→ Records:
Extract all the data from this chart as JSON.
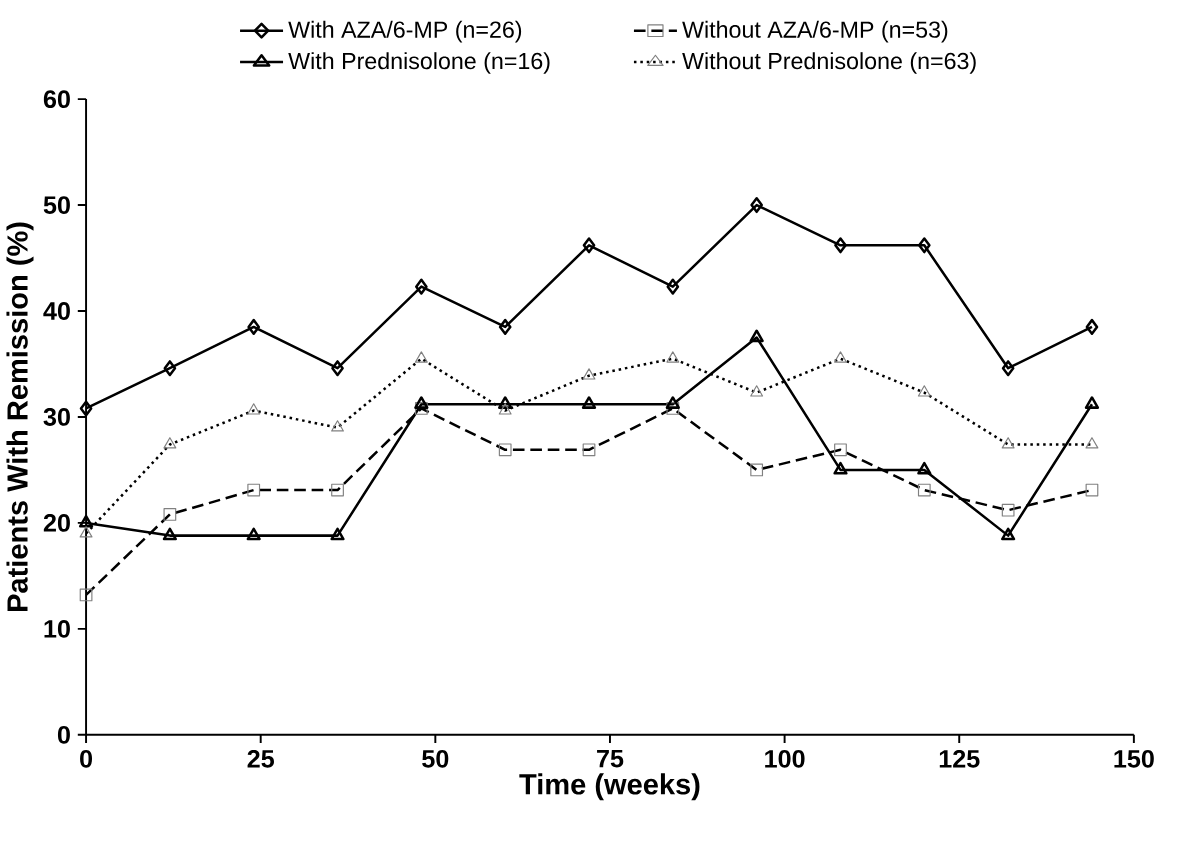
{
  "chart_data": {
    "type": "line",
    "xlabel": "Time (weeks)",
    "ylabel": "Patients With Remission (%)",
    "x": [
      0,
      12,
      24,
      36,
      48,
      60,
      72,
      84,
      96,
      108,
      120,
      132,
      144
    ],
    "series": [
      {
        "name": "With AZA/6-MP (n=26)",
        "color": "#000000",
        "marker": "diamond",
        "line_style": "solid",
        "values": [
          30.8,
          34.6,
          38.5,
          34.6,
          42.3,
          38.5,
          46.2,
          42.3,
          50.0,
          46.2,
          46.2,
          34.6,
          38.5
        ]
      },
      {
        "name": "Without AZA/6-MP (n=53)",
        "color": "#000000",
        "marker": "square",
        "line_style": "dashed",
        "values": [
          13.2,
          20.8,
          23.1,
          23.1,
          30.8,
          26.9,
          26.9,
          30.8,
          25.0,
          26.9,
          23.1,
          21.2,
          23.1
        ]
      },
      {
        "name": "With Prednisolone (n=16)",
        "color": "#000000",
        "marker": "triangle",
        "line_style": "solid",
        "values": [
          20.0,
          18.8,
          18.8,
          18.8,
          31.2,
          31.2,
          31.2,
          31.2,
          37.5,
          25.0,
          25.0,
          18.8,
          31.2
        ]
      },
      {
        "name": "Without Prednisolone (n=63)",
        "color": "#000000",
        "marker": "triangle",
        "line_style": "dotted",
        "values": [
          19.0,
          27.4,
          30.6,
          29.0,
          35.5,
          30.6,
          33.9,
          35.5,
          32.3,
          35.5,
          32.3,
          27.4,
          27.4
        ]
      }
    ],
    "xlim": [
      0,
      150
    ],
    "xticks": [
      0,
      25,
      50,
      75,
      100,
      125,
      150
    ],
    "ylim": [
      0,
      60
    ],
    "yticks": [
      0,
      10,
      20,
      30,
      40,
      50,
      60
    ],
    "grid": false,
    "legend": "top"
  }
}
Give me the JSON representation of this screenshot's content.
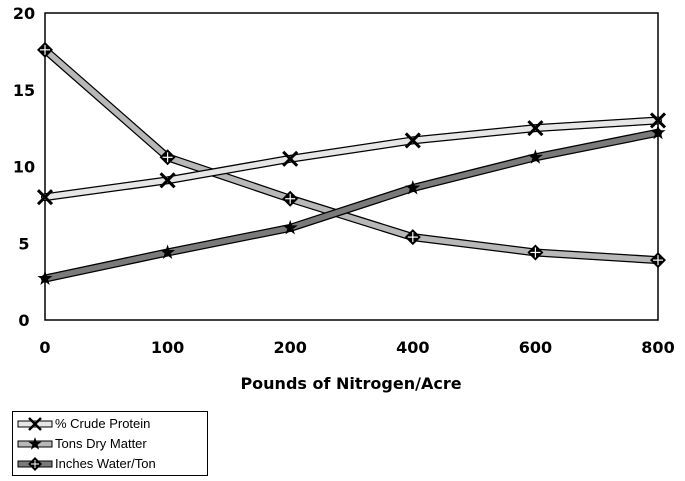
{
  "chart_data": {
    "type": "line",
    "title": "",
    "xlabel": "Pounds of Nitrogen/Acre",
    "ylabel": "",
    "categories": [
      "0",
      "100",
      "200",
      "400",
      "600",
      "800"
    ],
    "ylim": [
      0,
      20
    ],
    "yticks": [
      "0",
      "5",
      "10",
      "15",
      "20"
    ],
    "grid": false,
    "legend_position": "bottom-left",
    "series": [
      {
        "name": "% Crude Protein",
        "values": [
          8.0,
          9.1,
          10.5,
          11.7,
          12.5,
          13.0
        ],
        "marker": "x",
        "color": "#e6e6e6"
      },
      {
        "name": "Tons Dry Matter",
        "values": [
          2.7,
          4.4,
          6.0,
          8.6,
          10.6,
          12.2
        ],
        "marker": "star",
        "color": "#7a7a7a"
      },
      {
        "name": "Inches Water/Ton",
        "values": [
          17.6,
          10.6,
          7.9,
          5.4,
          4.4,
          3.9
        ],
        "marker": "diamond",
        "color": "#b8b8b8"
      }
    ]
  }
}
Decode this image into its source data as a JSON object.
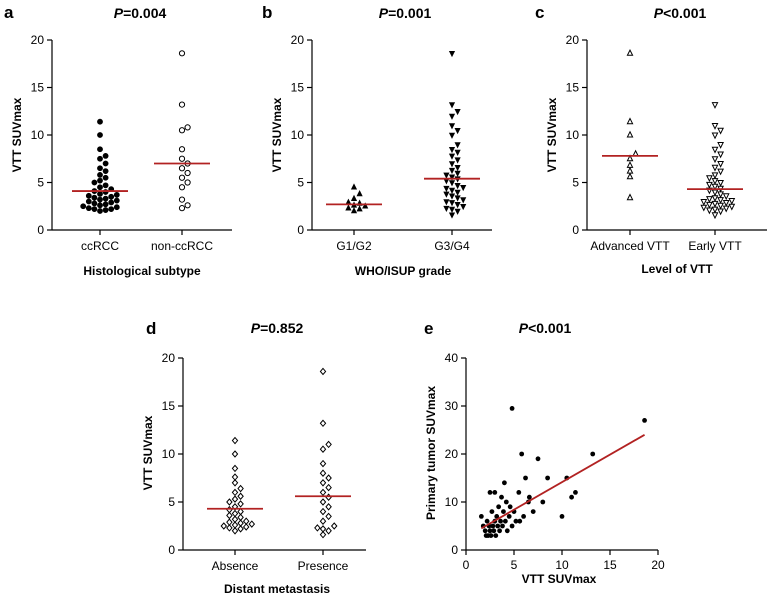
{
  "colors": {
    "mean_line": "#b22222",
    "axis": "#000000",
    "point": "#000000"
  },
  "chart_data": [
    {
      "panel": "a",
      "type": "scatter",
      "title_p": "P",
      "title_rest": "=0.004",
      "xlabel": "Histological subtype",
      "ylabel": "VTT SUVmax",
      "ylim": [
        0,
        20
      ],
      "yticks": [
        0,
        5,
        10,
        15,
        20
      ],
      "marker": "circle",
      "groups": [
        {
          "name": "ccRCC",
          "marker": "circle",
          "mean": 4.1,
          "values": [
            2.0,
            2.1,
            2.2,
            2.2,
            2.3,
            2.4,
            2.5,
            2.6,
            2.7,
            2.8,
            2.9,
            3.0,
            3.1,
            3.2,
            3.3,
            3.4,
            3.5,
            3.6,
            3.7,
            3.8,
            4.0,
            4.1,
            4.3,
            4.5,
            4.7,
            5.0,
            5.2,
            5.5,
            5.8,
            6.2,
            6.5,
            7.0,
            7.5,
            7.8,
            8.5,
            10.0,
            11.4
          ]
        },
        {
          "name": "non-ccRCC",
          "marker": "open-circle",
          "mean": 7.0,
          "values": [
            2.3,
            2.6,
            3.2,
            4.5,
            5.0,
            5.5,
            6.0,
            6.5,
            7.0,
            7.5,
            8.5,
            10.5,
            10.8,
            13.2,
            18.6
          ]
        }
      ]
    },
    {
      "panel": "b",
      "type": "scatter",
      "title_p": "P",
      "title_rest": "=0.001",
      "xlabel": "WHO/ISUP grade",
      "ylabel": "VTT SUVmax",
      "ylim": [
        0,
        20
      ],
      "yticks": [
        0,
        5,
        10,
        15,
        20
      ],
      "groups": [
        {
          "name": "G1/G2",
          "marker": "triangle-up",
          "mean": 2.7,
          "values": [
            2.0,
            2.2,
            2.3,
            2.5,
            2.6,
            2.8,
            2.9,
            3.3,
            3.8,
            4.5
          ]
        },
        {
          "name": "G3/G4",
          "marker": "triangle-down",
          "mean": 5.4,
          "values": [
            1.6,
            2.0,
            2.2,
            2.3,
            2.5,
            2.7,
            2.9,
            3.0,
            3.2,
            3.4,
            3.6,
            3.8,
            4.0,
            4.2,
            4.4,
            4.5,
            4.7,
            5.0,
            5.2,
            5.4,
            5.6,
            5.8,
            6.0,
            6.3,
            6.6,
            7.0,
            7.4,
            7.8,
            8.2,
            8.5,
            9.0,
            10.0,
            10.5,
            11.0,
            12.0,
            12.5,
            13.2,
            18.6
          ]
        }
      ]
    },
    {
      "panel": "c",
      "type": "scatter",
      "title_p": "P",
      "title_rest": "<0.001",
      "xlabel": "Level of VTT",
      "ylabel": "VTT SUVmax",
      "ylim": [
        0,
        20
      ],
      "yticks": [
        0,
        5,
        10,
        15,
        20
      ],
      "groups": [
        {
          "name": "Advanced VTT",
          "marker": "open-triangle-up",
          "mean": 7.8,
          "values": [
            3.4,
            5.6,
            6.2,
            6.8,
            7.5,
            8.0,
            10.0,
            11.4,
            18.6
          ]
        },
        {
          "name": "Early VTT",
          "marker": "open-triangle-down",
          "mean": 4.3,
          "values": [
            1.6,
            2.0,
            2.1,
            2.2,
            2.3,
            2.4,
            2.5,
            2.6,
            2.7,
            2.8,
            2.9,
            3.0,
            3.1,
            3.2,
            3.3,
            3.4,
            3.6,
            3.8,
            4.0,
            4.2,
            4.4,
            4.6,
            4.8,
            5.0,
            5.2,
            5.5,
            5.8,
            6.2,
            6.6,
            7.0,
            7.5,
            8.0,
            8.5,
            9.0,
            10.0,
            10.5,
            11.0,
            13.2
          ]
        }
      ]
    },
    {
      "panel": "d",
      "type": "scatter",
      "title_p": "P",
      "title_rest": "=0.852",
      "xlabel": "Distant metastasis",
      "ylabel": "VTT SUVmax",
      "ylim": [
        0,
        20
      ],
      "yticks": [
        0,
        5,
        10,
        15,
        20
      ],
      "groups": [
        {
          "name": "Absence",
          "marker": "open-diamond",
          "mean": 4.3,
          "values": [
            2.0,
            2.2,
            2.3,
            2.4,
            2.5,
            2.6,
            2.7,
            2.8,
            2.9,
            3.0,
            3.2,
            3.4,
            3.6,
            3.8,
            4.0,
            4.2,
            4.5,
            4.8,
            5.0,
            5.3,
            5.6,
            6.0,
            6.4,
            7.0,
            7.6,
            8.5,
            10.0,
            11.4
          ]
        },
        {
          "name": "Presence",
          "marker": "open-diamond",
          "mean": 5.6,
          "values": [
            1.6,
            2.0,
            2.2,
            2.3,
            2.5,
            3.0,
            3.5,
            4.0,
            4.5,
            5.0,
            5.5,
            6.0,
            6.5,
            7.0,
            7.5,
            8.0,
            9.0,
            10.5,
            11.0,
            13.2,
            18.6
          ]
        }
      ]
    },
    {
      "panel": "e",
      "type": "scatter",
      "title_p": "P",
      "title_rest": "<0.001",
      "xlabel": "VTT SUVmax",
      "ylabel": "Primary tumor SUVmax",
      "xlim": [
        0,
        20
      ],
      "ylim": [
        0,
        40
      ],
      "xticks": [
        0,
        5,
        10,
        15,
        20
      ],
      "yticks": [
        0,
        10,
        20,
        30,
        40
      ],
      "fit_line": {
        "x": [
          1.6,
          18.6
        ],
        "y": [
          4.5,
          24.0
        ]
      },
      "points": [
        [
          1.6,
          7
        ],
        [
          1.8,
          5
        ],
        [
          2.0,
          4
        ],
        [
          2.1,
          3
        ],
        [
          2.2,
          6
        ],
        [
          2.3,
          3
        ],
        [
          2.4,
          5
        ],
        [
          2.5,
          4
        ],
        [
          2.5,
          12
        ],
        [
          2.6,
          3
        ],
        [
          2.7,
          8
        ],
        [
          2.8,
          5
        ],
        [
          2.9,
          4
        ],
        [
          3.0,
          6
        ],
        [
          3.0,
          12
        ],
        [
          3.1,
          3
        ],
        [
          3.2,
          7
        ],
        [
          3.3,
          5
        ],
        [
          3.4,
          9
        ],
        [
          3.5,
          4
        ],
        [
          3.6,
          6
        ],
        [
          3.7,
          11
        ],
        [
          3.8,
          5
        ],
        [
          3.9,
          8
        ],
        [
          4.0,
          14
        ],
        [
          4.1,
          6
        ],
        [
          4.2,
          10
        ],
        [
          4.3,
          4
        ],
        [
          4.5,
          7
        ],
        [
          4.6,
          9
        ],
        [
          4.8,
          5
        ],
        [
          4.8,
          29.5
        ],
        [
          5.0,
          8
        ],
        [
          5.2,
          6
        ],
        [
          5.5,
          12
        ],
        [
          5.6,
          6
        ],
        [
          5.8,
          20
        ],
        [
          6.0,
          7
        ],
        [
          6.2,
          15
        ],
        [
          6.5,
          10
        ],
        [
          6.6,
          11
        ],
        [
          7.0,
          8
        ],
        [
          7.5,
          19
        ],
        [
          8.0,
          10
        ],
        [
          8.5,
          15
        ],
        [
          10.0,
          7
        ],
        [
          10.5,
          15
        ],
        [
          11.0,
          11
        ],
        [
          11.4,
          12
        ],
        [
          13.2,
          20
        ],
        [
          18.6,
          27
        ]
      ]
    }
  ]
}
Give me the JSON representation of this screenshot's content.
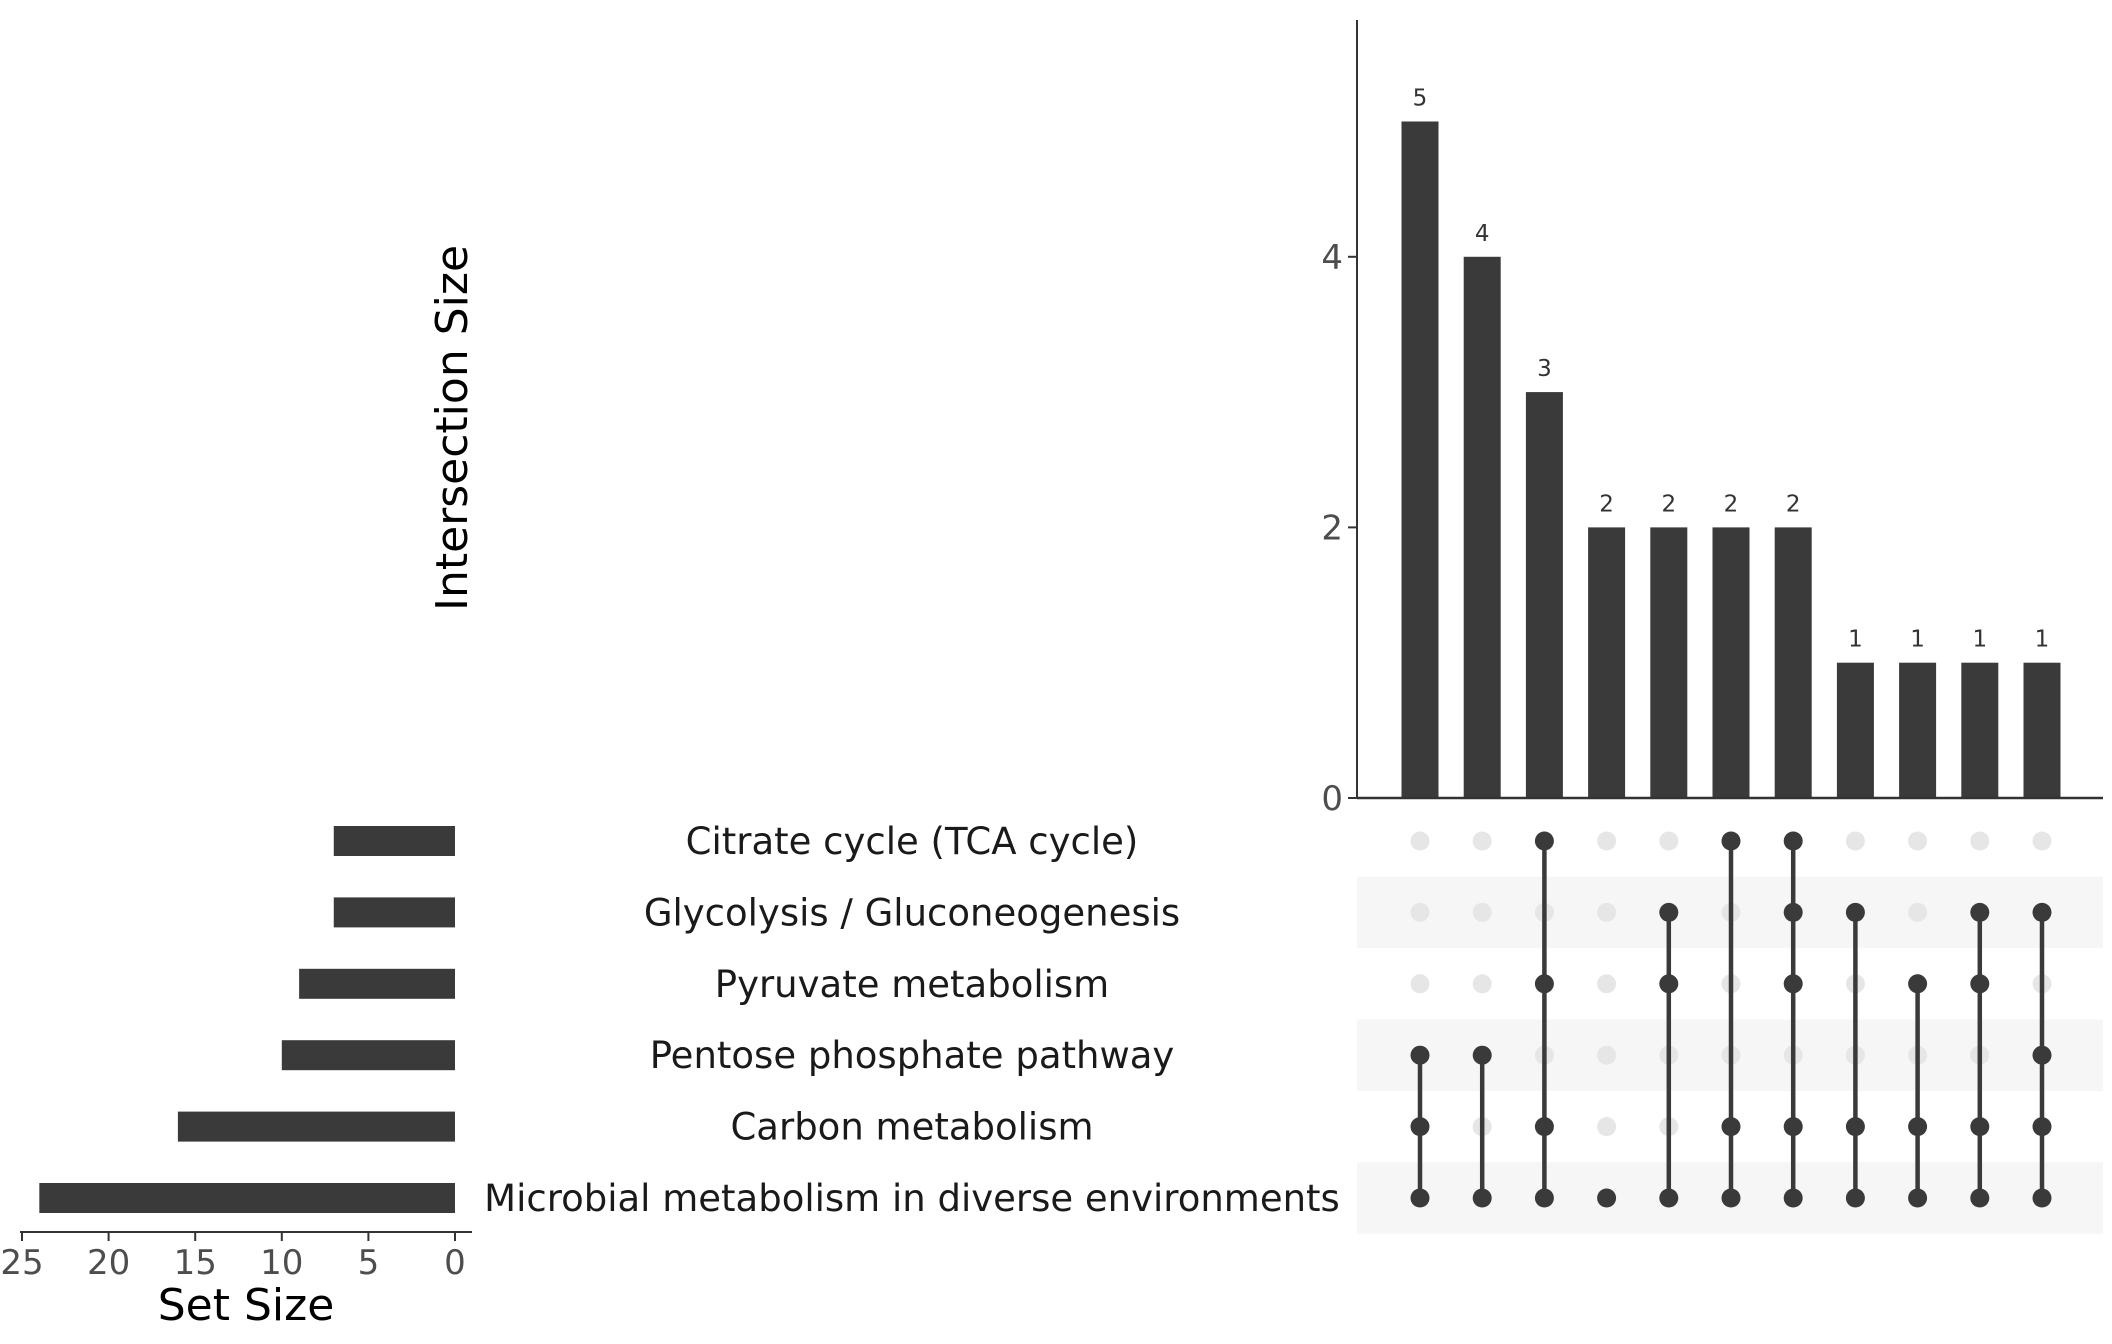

→ What you will do:
Go through the lines above and copy any that contain "xlabel".

→ Written response:
    "xlabel": "Time (weeks)",
    "xlabel": "Pounds of Nitrogen/Acre",
      "xlabel": "Histological subtype",
      "xlabel": "WHO/ISUP grade",
      "xlabel": "Level of VTT",
      "xlabel": "Distant metastasis",
      "xlabel": "VTT SUVmax",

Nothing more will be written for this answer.